- Provided passage
-----

Background

Epidurals are effective in relieving labor pain but result in a sympathectomy that may compromise maternal hemodynamic stability and fetal perfusion. Decreases in blood pressure and heart rate can be corrected, but markers of autonomic activity would be useful to predict and prevent such changes. The goal of this study was to find markers describing the changes in autonomic nervous system activity with epidural anesthesia in laboring patients.

Methods

The authors analyzed heart rate variability and blood pressure variability in 13 laboring patients using wavelet transform, a time-frequency analysis that accommodates rapid changes in autonomic activity. Heart rate and blood pressure variability were obtained 5 min before and 10 min after injection of 20 ml bupivacaine, 0.125%, and 50 microg fentanyl in the epidural space.

Results

Blood pressure and heart rate were not affected by epidural analgesia. However, high-frequency power of heart rate variability increased after epidural (increase in parasympathetic drive). The ratio of low-frequency:high-frequency power of heart rate variability decreased. High- and low-frequency power of blood pressure variability decreased (decrease in sympathetic outflow).

Conclusions

Indices of parasympathetic and sympathetic activity after neuraxial blockade in laboring patients can be obtained by analysis of both heart rate variability and blood pressure variability. The analysis by wavelet transform can discern changes in autonomic activity when values of blood pressure and heart rate do not vary significantly. Whether this technique could be used to predict and prevent hemodynamic compromise after neuraxial blockade merits further studies.

-----

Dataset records
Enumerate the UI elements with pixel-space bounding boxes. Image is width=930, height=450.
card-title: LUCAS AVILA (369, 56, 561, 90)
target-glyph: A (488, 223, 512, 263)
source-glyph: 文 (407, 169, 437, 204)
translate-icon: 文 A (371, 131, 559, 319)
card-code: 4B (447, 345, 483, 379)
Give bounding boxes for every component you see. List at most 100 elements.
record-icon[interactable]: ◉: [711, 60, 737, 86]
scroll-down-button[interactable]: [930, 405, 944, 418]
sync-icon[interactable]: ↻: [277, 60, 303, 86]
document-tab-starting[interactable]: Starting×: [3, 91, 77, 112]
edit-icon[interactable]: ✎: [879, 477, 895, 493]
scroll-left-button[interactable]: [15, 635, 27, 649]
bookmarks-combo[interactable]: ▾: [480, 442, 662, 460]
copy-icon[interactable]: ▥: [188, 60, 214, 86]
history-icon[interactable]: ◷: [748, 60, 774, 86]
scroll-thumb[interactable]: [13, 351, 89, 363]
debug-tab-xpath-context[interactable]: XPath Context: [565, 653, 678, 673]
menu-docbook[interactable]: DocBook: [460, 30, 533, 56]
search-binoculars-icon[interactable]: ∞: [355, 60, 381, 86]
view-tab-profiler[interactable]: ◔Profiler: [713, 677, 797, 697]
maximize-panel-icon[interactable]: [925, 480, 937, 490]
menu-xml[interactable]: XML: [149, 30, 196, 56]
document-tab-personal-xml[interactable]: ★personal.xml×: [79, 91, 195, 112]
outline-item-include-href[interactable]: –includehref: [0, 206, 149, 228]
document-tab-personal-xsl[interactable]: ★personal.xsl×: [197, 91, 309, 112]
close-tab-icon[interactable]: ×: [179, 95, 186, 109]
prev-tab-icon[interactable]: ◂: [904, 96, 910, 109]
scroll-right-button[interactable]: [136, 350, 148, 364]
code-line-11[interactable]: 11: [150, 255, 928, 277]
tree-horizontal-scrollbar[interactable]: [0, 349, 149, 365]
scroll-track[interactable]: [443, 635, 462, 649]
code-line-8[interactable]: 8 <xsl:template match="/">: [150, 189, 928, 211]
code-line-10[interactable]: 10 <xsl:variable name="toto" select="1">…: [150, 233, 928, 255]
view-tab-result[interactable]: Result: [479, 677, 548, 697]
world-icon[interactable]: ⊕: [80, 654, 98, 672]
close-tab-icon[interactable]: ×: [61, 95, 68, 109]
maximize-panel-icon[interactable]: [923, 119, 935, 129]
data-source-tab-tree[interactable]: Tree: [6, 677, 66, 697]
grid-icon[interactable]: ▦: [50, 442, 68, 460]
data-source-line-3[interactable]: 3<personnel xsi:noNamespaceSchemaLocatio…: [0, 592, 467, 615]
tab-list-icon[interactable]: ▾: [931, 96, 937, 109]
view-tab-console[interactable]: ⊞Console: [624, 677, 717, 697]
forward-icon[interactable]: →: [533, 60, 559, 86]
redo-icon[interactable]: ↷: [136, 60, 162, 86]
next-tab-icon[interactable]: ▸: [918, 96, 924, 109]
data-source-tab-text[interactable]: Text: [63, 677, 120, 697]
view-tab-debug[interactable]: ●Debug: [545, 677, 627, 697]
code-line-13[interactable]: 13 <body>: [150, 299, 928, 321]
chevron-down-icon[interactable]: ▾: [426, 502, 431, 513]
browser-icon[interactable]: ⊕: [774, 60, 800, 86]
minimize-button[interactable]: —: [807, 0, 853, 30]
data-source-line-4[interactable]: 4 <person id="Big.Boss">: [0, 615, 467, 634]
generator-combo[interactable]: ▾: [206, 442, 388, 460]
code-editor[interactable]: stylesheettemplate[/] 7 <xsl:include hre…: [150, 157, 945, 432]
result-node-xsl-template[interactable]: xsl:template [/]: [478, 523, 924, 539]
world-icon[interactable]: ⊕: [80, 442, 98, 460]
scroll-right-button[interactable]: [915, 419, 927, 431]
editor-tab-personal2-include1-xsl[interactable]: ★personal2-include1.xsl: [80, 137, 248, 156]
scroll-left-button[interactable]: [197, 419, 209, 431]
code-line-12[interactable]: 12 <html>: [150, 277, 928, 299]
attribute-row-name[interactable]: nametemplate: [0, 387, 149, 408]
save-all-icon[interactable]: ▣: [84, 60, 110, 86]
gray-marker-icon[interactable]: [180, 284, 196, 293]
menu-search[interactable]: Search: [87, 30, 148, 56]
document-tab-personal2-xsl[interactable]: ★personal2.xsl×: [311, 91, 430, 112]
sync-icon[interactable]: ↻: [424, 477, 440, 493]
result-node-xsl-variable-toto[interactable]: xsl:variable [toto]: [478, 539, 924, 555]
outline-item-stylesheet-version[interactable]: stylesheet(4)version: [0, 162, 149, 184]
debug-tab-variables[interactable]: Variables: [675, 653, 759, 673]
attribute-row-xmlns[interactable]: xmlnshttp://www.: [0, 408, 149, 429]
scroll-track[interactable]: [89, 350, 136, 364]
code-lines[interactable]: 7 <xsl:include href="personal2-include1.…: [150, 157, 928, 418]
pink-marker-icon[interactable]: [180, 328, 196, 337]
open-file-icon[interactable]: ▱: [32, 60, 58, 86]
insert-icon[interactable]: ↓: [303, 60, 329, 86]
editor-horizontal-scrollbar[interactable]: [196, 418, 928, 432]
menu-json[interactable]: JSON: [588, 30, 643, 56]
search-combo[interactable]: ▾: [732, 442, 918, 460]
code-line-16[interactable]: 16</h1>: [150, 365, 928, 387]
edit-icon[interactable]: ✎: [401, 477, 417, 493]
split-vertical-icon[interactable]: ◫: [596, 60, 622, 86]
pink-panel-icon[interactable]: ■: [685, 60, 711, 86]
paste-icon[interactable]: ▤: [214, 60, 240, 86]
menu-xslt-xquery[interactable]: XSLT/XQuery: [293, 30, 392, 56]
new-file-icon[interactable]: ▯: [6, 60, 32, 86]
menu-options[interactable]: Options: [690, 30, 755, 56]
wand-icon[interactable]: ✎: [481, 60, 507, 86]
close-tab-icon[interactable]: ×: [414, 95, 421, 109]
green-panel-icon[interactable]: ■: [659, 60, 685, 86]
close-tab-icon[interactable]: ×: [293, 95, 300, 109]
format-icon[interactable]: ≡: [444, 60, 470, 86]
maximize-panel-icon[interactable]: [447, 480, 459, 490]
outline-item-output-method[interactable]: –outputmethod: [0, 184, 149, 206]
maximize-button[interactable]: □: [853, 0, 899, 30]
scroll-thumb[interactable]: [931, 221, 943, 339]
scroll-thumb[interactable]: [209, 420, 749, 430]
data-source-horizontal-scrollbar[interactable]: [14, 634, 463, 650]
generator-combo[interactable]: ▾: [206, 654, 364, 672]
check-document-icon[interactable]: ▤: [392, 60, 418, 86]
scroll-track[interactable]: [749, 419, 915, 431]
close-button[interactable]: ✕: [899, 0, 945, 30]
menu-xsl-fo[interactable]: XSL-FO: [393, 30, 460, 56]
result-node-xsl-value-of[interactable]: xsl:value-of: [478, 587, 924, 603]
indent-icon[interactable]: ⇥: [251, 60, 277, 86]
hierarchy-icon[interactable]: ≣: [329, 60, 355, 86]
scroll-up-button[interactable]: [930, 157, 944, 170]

-----

- Exercise set
[a] From the abstract, copy the stretch from "Indices of parasympathetic" through "merits further studies." word for word.
[b] List the section headings that appear in the abstract.
[c] Answer these questions from the abstract:
(i) How many laboring patients were analyzed?
(ii) What was injected into the epidural space?
(iii) How did the high-frequency power of heart rate variability change after the epidural?

- Answers to each task
[a]
Indices of parasympathetic and sympathetic activity after neuraxial blockade in laboring patients can be obtained by analysis of both heart rate variability and blood pressure variability. The analysis by wavelet transform can discern changes in autonomic activity when values of blood pressure and heart rate do not vary significantly. Whether this technique could be used to predict and prevent hemodynamic compromise after neuraxial blockade merits further studies.

[b]
Background
Methods
Results
Conclusions

[c]
(i) 13
(ii) 20 ml bupivacaine, 0.125%, and 50 microg fentanyl
(iii) It increased.